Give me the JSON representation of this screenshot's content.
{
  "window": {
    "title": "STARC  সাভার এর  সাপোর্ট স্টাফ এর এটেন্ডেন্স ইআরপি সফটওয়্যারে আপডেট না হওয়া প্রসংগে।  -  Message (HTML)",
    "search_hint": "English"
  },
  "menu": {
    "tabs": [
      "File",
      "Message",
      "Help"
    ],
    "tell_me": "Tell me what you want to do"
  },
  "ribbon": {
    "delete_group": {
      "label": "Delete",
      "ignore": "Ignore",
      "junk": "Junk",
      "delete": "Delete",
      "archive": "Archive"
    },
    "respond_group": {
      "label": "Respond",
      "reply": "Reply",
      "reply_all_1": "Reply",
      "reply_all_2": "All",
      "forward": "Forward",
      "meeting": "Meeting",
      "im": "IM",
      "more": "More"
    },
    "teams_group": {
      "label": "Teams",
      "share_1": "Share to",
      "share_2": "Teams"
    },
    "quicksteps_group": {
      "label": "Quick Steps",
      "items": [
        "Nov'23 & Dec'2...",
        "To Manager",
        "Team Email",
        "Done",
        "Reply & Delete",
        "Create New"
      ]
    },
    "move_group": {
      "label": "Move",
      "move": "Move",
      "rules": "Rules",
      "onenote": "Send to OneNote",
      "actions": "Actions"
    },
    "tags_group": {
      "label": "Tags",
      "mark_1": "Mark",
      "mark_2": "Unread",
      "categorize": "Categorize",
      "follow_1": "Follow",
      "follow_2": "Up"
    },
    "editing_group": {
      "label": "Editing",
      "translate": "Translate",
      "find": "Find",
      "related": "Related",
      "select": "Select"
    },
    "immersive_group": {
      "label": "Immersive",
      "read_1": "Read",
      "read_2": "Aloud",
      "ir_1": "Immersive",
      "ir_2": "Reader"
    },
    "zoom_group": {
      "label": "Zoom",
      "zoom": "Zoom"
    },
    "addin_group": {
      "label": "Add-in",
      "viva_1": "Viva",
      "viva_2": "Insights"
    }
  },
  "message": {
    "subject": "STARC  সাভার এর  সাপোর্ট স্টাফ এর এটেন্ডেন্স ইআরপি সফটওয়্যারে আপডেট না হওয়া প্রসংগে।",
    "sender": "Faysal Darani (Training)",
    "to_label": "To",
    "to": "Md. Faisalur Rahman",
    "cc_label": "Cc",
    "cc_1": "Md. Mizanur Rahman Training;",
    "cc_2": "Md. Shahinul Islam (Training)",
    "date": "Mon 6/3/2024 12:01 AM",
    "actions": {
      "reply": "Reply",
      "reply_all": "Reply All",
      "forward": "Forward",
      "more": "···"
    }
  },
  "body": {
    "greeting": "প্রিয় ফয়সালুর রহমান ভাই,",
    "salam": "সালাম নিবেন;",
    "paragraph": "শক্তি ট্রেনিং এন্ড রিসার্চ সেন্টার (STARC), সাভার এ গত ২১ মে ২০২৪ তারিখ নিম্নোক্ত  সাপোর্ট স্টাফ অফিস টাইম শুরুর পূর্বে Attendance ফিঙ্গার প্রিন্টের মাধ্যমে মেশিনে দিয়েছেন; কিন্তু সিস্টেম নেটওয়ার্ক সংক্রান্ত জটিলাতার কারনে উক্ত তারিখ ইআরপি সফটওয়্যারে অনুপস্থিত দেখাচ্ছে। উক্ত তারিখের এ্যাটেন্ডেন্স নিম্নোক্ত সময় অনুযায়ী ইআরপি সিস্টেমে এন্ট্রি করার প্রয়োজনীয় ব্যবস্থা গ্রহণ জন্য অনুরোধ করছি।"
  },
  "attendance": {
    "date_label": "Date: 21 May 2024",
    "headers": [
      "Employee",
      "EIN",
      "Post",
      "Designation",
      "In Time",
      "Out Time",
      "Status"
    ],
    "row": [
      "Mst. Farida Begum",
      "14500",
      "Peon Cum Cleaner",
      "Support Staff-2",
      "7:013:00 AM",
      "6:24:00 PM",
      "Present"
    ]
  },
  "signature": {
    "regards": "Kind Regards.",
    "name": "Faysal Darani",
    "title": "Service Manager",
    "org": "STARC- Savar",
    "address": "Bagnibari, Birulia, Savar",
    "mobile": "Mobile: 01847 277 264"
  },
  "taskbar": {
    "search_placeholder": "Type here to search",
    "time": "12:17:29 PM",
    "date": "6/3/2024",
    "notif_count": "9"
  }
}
--
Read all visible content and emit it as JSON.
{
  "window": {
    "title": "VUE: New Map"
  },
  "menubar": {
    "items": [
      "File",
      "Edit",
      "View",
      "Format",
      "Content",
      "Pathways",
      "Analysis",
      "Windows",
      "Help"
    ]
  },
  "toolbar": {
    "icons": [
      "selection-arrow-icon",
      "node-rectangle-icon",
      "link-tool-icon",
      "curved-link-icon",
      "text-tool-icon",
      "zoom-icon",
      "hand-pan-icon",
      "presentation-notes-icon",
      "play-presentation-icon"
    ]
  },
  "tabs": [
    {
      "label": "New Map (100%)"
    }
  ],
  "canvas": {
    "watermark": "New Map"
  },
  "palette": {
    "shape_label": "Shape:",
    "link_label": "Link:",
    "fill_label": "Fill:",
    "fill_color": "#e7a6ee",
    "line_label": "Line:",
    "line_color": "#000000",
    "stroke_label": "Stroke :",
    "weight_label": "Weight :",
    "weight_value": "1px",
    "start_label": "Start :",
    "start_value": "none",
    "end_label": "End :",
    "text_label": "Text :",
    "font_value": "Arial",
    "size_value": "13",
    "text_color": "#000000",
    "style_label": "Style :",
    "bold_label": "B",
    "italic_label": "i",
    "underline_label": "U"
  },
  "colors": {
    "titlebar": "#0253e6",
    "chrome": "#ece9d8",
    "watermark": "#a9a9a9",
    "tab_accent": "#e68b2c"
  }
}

• **EXERCISE REQUIREMENTS**: Looking at the data above, show all lines where the word "Faysal" occurs.

• **RESULT OF THE EXERCISE**:
    "sender": "Faysal Darani (Training)",
    "name": "Faysal Darani",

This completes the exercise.